Business Maverick

Business Maverick

Daily Maverick interview: Christo Wiese

Daily Maverick interview: Christo Wiese

In an interview last week at his modest office in Parow Industria, north of Cape Town, RYLAND FISHER spoke to Christo Wiese about, among other things, growing up in Upington, his success in Africa, his spat with SARS and getting caught at Heathrow taking millions of rands in a briefcase into London.

Christo Wiese has that rare leadership quality where he is able to make everyone around him feel special. He greets you like a long-lost friend, asks about your family (and appears to be genuinely interested in your answers) and downplays his achievements.

His achievements, of course, are huge, but he always gives the impression that he tries not to focus too much on himself, but rather on the people around him.

At the end of March 2013, Wiese was listed by Forbes as the third richest man in South Africa, and the sixth richest in Africa, with a worth of about $3.5bn.

MATERIAL SUPPLIED:
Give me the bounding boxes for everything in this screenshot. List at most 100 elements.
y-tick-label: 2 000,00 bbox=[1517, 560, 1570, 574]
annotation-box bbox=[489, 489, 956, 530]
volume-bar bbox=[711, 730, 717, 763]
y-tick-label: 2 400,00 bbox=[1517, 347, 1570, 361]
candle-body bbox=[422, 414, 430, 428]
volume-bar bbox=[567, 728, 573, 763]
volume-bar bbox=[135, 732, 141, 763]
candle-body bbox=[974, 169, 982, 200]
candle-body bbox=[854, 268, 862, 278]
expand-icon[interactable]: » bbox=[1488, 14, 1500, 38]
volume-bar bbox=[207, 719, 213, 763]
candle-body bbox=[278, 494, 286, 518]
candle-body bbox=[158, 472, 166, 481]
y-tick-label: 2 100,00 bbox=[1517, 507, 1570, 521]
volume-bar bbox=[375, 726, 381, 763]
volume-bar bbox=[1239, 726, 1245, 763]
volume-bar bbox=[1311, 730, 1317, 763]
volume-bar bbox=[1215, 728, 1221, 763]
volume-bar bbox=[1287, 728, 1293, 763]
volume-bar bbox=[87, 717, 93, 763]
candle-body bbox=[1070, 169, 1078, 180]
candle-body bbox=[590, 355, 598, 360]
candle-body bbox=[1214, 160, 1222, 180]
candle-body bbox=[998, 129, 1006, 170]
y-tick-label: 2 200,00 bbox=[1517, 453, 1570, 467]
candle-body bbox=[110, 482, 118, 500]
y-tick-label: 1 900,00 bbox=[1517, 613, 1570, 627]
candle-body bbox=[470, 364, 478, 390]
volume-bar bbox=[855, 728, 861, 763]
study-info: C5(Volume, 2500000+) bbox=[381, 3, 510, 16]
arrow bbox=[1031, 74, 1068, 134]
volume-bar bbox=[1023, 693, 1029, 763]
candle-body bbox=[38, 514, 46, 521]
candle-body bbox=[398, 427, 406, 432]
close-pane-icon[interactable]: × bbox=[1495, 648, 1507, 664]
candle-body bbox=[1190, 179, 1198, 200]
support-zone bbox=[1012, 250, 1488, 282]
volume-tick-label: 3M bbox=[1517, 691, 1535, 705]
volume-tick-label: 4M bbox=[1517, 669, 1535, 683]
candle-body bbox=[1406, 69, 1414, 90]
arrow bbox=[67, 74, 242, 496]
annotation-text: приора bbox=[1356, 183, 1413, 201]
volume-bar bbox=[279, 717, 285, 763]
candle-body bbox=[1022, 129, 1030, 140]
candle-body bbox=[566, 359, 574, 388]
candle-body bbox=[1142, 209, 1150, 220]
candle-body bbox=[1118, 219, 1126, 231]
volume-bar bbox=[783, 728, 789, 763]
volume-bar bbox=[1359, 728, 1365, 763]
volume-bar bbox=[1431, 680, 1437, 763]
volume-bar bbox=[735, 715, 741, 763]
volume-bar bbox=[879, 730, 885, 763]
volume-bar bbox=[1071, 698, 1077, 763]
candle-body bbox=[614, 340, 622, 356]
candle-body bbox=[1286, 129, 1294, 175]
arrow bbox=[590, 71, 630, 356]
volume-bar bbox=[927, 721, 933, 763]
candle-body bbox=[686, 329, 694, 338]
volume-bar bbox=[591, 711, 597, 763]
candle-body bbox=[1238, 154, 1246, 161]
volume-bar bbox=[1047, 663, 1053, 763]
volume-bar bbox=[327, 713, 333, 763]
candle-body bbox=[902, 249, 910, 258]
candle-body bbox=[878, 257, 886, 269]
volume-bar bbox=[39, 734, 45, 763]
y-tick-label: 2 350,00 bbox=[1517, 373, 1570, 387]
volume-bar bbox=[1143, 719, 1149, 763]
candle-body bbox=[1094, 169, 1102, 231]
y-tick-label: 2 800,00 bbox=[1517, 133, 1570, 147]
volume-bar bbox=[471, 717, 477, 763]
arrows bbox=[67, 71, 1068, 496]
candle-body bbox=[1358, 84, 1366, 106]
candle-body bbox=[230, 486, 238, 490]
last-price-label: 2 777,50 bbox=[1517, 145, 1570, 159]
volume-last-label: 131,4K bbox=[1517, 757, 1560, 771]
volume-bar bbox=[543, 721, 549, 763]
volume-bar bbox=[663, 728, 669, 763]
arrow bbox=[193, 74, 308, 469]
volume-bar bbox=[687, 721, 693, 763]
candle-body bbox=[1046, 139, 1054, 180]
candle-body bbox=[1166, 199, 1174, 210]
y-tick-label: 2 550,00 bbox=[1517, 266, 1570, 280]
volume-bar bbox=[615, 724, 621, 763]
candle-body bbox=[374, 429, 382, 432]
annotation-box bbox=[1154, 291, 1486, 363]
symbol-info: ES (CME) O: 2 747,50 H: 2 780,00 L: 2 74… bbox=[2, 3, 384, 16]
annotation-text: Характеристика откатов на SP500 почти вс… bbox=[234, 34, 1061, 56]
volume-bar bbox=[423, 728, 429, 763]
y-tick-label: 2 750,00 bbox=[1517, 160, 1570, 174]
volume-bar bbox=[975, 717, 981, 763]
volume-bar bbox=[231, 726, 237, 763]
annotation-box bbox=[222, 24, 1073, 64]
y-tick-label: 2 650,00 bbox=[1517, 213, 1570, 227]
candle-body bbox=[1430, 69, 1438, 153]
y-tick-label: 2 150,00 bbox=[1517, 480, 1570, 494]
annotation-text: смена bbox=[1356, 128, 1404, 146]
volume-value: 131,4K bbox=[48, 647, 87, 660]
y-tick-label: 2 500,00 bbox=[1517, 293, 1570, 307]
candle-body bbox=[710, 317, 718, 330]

TASK INSTRUCTIONS: Go back to the Christo Wiese profile above the data and write the passage that follows its last sentence, the one about his Forbes ranking.

EXERCISE OUTPUT:
He has made most of his money through his controlling stake in Pepkor Limited, which owns, among others, South Africa’s most successful retailer, Shoprite Checkers. (Shoprite was bought in 1979 for R1m and is now worth more than R100bn.)

Wiese believes his small town roots have served him well in business.

“When you grow up in a small town, you believe in giving people the benefit of the doubt. All people are good people until they prove themselves otherwise.

“My perception is that in the city it works the other way around. People are generally sceptical or mistrustful of other people.

“The other thing about growing up in small town is that you knew everybody and everybody knew you. You were very much part of the community. There were fairly clear community norms and, by-in-large, unless you were a maverick, you stuck to those norms.

“Our business grew from a nucleus of people who knew each other. They pooled their resources and got the company going. That was also because of coming from a small town.”

Wiese says that his business never discriminated on the basis of race, even when in was founded at the height of Apartheid in 1965.

“There used to be an Act that prescribed that in an office building you had to have separate toilets for white and non-white ladies. We just decided in those days ‘bullshit’, we will have toilet for ladies and toilets for men, and that’s it.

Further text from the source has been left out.